### THE INPUT ###

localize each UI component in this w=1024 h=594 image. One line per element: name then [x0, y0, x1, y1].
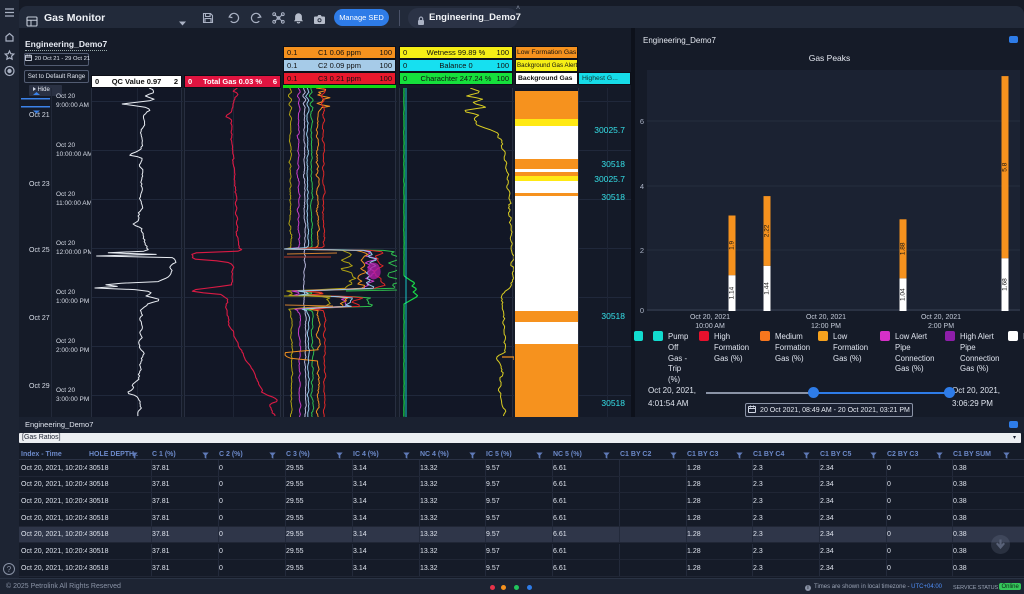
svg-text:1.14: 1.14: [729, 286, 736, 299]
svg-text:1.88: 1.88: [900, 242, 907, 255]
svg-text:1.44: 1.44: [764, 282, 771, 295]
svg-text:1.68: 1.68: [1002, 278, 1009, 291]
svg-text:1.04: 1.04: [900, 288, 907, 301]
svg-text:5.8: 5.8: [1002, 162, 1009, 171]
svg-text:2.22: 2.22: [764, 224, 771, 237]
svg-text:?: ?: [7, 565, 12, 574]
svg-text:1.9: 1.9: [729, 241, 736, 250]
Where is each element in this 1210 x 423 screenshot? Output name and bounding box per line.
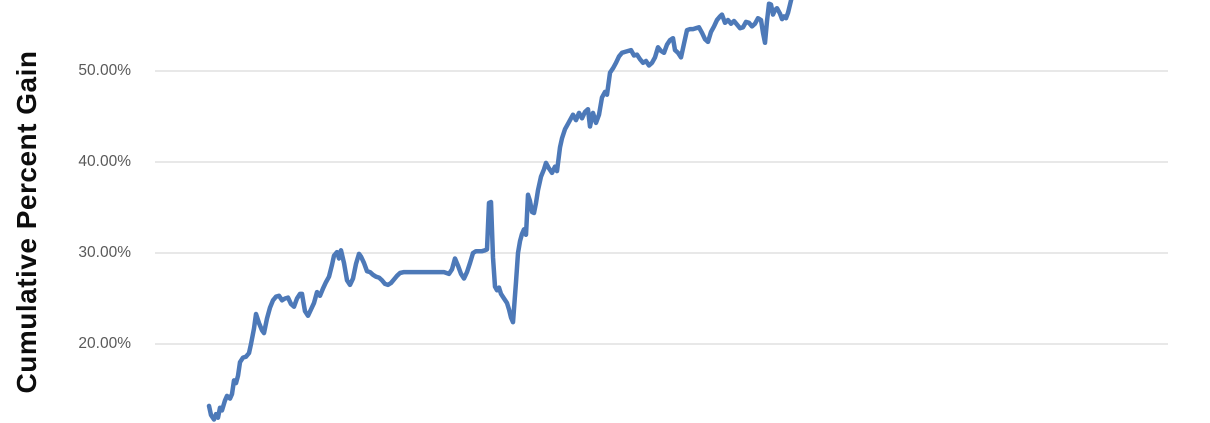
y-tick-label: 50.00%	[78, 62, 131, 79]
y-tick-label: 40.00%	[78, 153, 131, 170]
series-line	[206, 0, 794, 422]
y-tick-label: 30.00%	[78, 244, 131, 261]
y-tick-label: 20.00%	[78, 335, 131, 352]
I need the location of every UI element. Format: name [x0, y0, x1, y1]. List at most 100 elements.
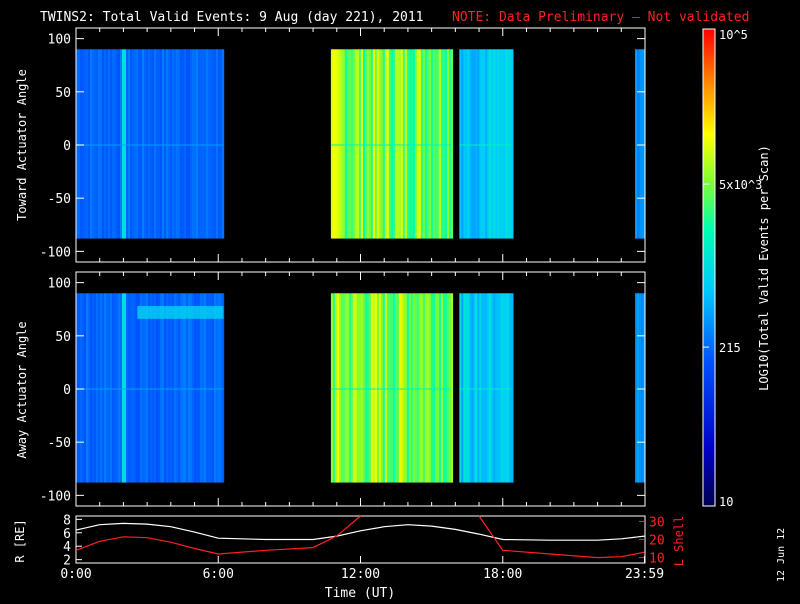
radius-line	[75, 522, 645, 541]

###

#### [YOUR OBJECTIVE]
Rename "screenshot" to "image" in the rows above, starting at the line that contains "Where is each" and ending at the end of the rows. Keep everything else unchanged, and leave the pictures out.

#### [TASK OUTPUT]
Where is each element in this 1210 x 423 image? Output name and bounding box per line.
y-tick-label: 50.00%	[78, 62, 131, 79]
y-tick-label: 40.00%	[78, 153, 131, 170]
series-line	[206, 0, 794, 422]
y-tick-label: 30.00%	[78, 244, 131, 261]
y-tick-label: 20.00%	[78, 335, 131, 352]
I need the location of every UI element. Format: name [x0, y0, x1, y1]. List at most 100 elements.
radius-line	[75, 522, 645, 541]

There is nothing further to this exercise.